Requirements ▸ Which lines of the records contain "JSON"? Collect every one of them.

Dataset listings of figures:

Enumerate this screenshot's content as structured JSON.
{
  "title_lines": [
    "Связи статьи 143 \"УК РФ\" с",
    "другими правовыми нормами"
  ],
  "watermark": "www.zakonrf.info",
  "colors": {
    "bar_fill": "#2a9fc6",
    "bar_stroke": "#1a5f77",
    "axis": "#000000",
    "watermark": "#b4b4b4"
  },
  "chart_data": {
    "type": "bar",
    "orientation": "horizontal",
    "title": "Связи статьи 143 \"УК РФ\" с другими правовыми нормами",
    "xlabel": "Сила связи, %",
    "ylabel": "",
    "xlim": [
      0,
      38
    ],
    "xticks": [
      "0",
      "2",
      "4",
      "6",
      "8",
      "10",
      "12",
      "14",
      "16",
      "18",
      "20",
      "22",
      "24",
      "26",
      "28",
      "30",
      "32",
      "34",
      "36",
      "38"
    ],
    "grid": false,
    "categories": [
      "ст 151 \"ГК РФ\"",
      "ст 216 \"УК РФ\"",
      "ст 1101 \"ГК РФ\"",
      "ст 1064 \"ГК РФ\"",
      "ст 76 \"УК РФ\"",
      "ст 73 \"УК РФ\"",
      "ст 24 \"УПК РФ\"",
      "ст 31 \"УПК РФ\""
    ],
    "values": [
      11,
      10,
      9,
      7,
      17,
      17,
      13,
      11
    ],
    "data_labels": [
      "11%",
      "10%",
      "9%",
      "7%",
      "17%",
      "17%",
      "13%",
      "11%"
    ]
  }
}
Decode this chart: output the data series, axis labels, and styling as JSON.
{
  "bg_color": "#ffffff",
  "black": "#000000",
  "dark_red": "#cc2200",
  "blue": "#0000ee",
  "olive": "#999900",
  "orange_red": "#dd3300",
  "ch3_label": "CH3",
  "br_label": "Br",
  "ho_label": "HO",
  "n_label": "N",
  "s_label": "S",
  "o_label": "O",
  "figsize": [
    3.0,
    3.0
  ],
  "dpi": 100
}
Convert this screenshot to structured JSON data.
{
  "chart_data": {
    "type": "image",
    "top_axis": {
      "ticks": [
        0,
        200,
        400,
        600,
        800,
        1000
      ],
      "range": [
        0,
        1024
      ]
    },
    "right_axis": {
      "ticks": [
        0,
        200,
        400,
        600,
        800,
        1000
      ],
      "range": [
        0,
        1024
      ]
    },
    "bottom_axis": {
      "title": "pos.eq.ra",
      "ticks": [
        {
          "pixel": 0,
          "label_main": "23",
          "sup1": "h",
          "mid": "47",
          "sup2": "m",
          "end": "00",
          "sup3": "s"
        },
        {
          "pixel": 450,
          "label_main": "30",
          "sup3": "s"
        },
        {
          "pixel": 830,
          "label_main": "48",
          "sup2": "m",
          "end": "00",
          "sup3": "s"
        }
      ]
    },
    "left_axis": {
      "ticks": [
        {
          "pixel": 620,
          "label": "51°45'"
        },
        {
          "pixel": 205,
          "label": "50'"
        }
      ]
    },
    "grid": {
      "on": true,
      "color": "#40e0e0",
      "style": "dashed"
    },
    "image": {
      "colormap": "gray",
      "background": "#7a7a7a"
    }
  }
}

Solution to this task ▸
Enumerate this screenshot's content as structured JSON.
Decode this chart: output the data series, axis labels, and styling as JSON.
Convert this screenshot to structured JSON data.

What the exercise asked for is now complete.